┌─ Selected passage

A lot of us here, I also see, are afraid of bias in judging. I don't care as much about it, but when competitions start selling judging panels based on the lack of bias...well I think thats when your running into trouble. It should be less about the bias and more about the qualifications. Your going to, with any credible judge, have SOME sort of bias. I think the community at large presents a stigma to control bias. I.E., if someone retired from Team A but was friends with a lot of people from Team B and C, they would still judge them properly based on the rubric due to the ability to critique this person here and in person by the community.

My biggest question is why don't these judges post on videos of up and coming teams. A LOT of teams come on here for criticism, and very few of it is done on thread(a lot via pm). Could these people provide feedback on the thread? It helps to actually practice the concept of judging, and provide a thread to show to others how they would judge.


Active Member
BUMP BUMP BUMP! please do not let these ideas die! too often we discuss great thigns on btf and it just fades. LET THIS GO SOMEWHERE!


Just shut up and dance
it's time for organizers to read this and act, otherwise, it will be difficult to make moves...let's see which organizers stepup, and which want to continue the status quo...


Well-Known Member
I love the idea of having 'out of region judges' who have not been active for the past few years. For a competition in the east they have many choices of judges in vancouver, who are 1) not active, 2) not aunties/uncles, 3) early 30's 4) can give you feedback in english/ understand gimmicks

Shauna Pears, Mandeep Patrola/Karen Mander- UBC Girls

Lucky Toor, Sonia Toor, Raakhi Sinha- VIBE

If you are looking for judges with a mixture of live and music experience then United Bhangra would be the best. Almost all of these guys at one point danced on VIBE, United (live) and Paar Club (live)

Gurp Sian, Nin (dholi), Jora Nijjer, Raja N, - United Bhangra.


New Member
Bhangra has been growing rapidly in the past decade. It's a good thing that this issue was brought up to everyone's attention.

└─

* [Task]: In the forum thread on bhangra judging, which group is named as the best source of judges with a mix of live and music experience? The listing after this point isn't needed.

┌─ Data block

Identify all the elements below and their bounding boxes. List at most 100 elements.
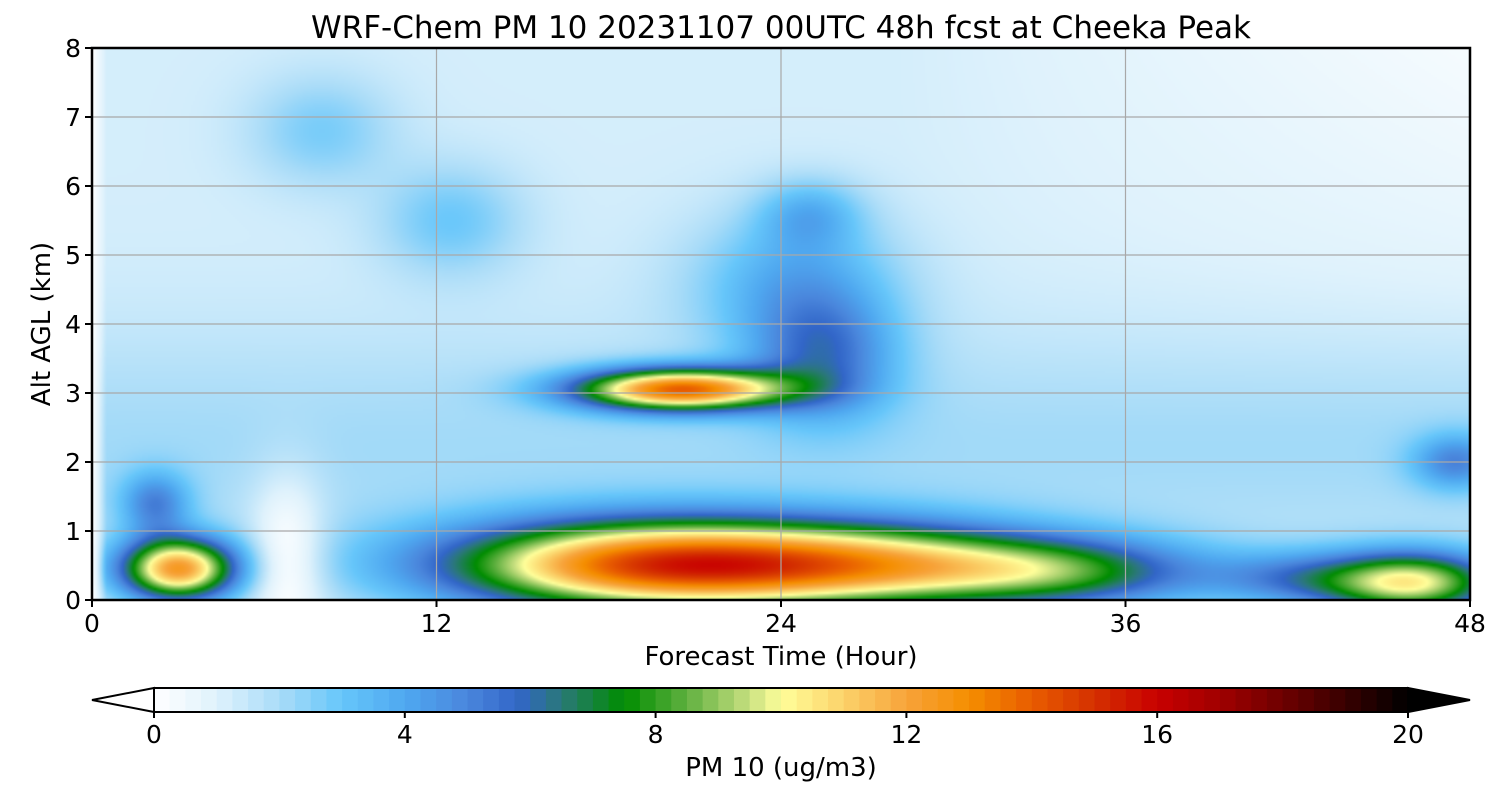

└─

* [Worked answer]: United Bhangra